Records from a dataset:
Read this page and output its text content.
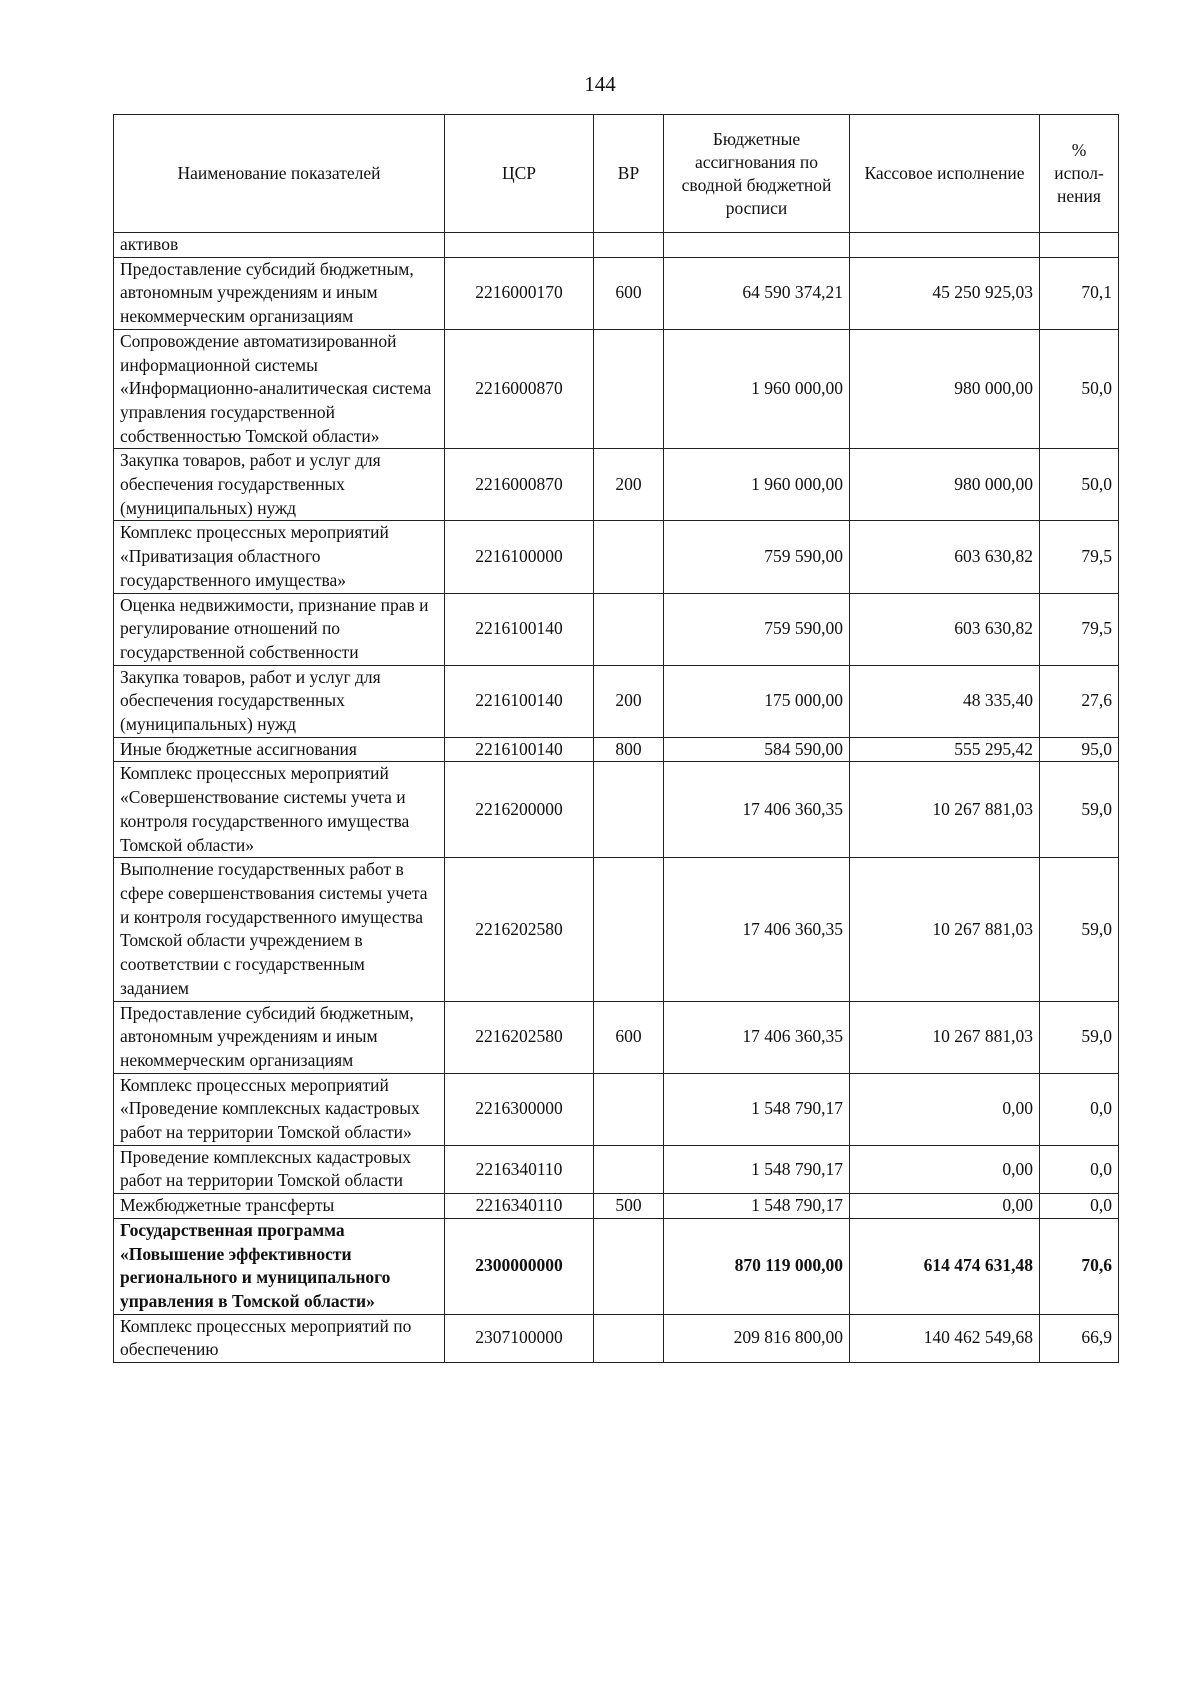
144
Наименование показателей	ЦСР	ВР	Бюджетные ассигнования по сводной бюджетной росписи	Кассовое исполнение	% испол-нения
активов					
Предоставление субсидий бюджетным, автономным учреждениям и иным некоммерческим организациям	2216000170	600	64 590 374,21	45 250 925,03	70,1
Сопровождение автоматизированной информационной системы «Информационно-аналитическая система управления государственной собственностью Томской области»	2216000870		1 960 000,00	980 000,00	50,0
Закупка товаров, работ и услуг для обеспечения государственных (муниципальных) нужд	2216000870	200	1 960 000,00	980 000,00	50,0
Комплекс процессных мероприятий «Приватизация областного государственного имущества»	2216100000		759 590,00	603 630,82	79,5
Оценка недвижимости, признание прав и регулирование отношений по государственной собственности	2216100140		759 590,00	603 630,82	79,5
Закупка товаров, работ и услуг для обеспечения государственных (муниципальных) нужд	2216100140	200	175 000,00	48 335,40	27,6
Иные бюджетные ассигнования	2216100140	800	584 590,00	555 295,42	95,0
Комплекс процессных мероприятий «Совершенствование системы учета и контроля государственного имущества Томской области»	2216200000		17 406 360,35	10 267 881,03	59,0
Выполнение государственных работ в сфере совершенствования системы учета и контроля государственного имущества Томской области учреждением в соответствии с государственным заданием	2216202580		17 406 360,35	10 267 881,03	59,0
Предоставление субсидий бюджетным, автономным учреждениям и иным некоммерческим организациям	2216202580	600	17 406 360,35	10 267 881,03	59,0
Комплекс процессных мероприятий «Проведение комплексных кадастровых работ на территории Томской области»	2216300000		1 548 790,17	0,00	0,0
Проведение комплексных кадастровых работ на территории Томской области	2216340110		1 548 790,17	0,00	0,0
Межбюджетные трансферты	2216340110	500	1 548 790,17	0,00	0,0
Государственная программа «Повышение эффективности регионального и муниципального управления в Томской области»	2300000000		870 119 000,00	614 474 631,48	70,6
Комплекс процессных мероприятий по обеспечению	2307100000		209 816 800,00	140 462 549,68	66,9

### [STATED EXERCISE]
Identify each line of the material where the word "мероприятий" shows up, and copy it.

### [RESULT OF THE TASK]
Комплекс процессных мероприятий «Приватизация областного государственного имущества»	2216100000		759 590,00	603 630,82	79,5
Комплекс процессных мероприятий «Совершенствование системы учета и контроля государственного имущества Томской области»	2216200000		17 406 360,35	10 267 881,03	59,0
Комплекс процессных мероприятий «Проведение комплексных кадастровых работ на территории Томской области»	2216300000		1 548 790,17	0,00	0,0
Комплекс процессных мероприятий по обеспечению	2307100000		209 816 800,00	140 462 549,68	66,9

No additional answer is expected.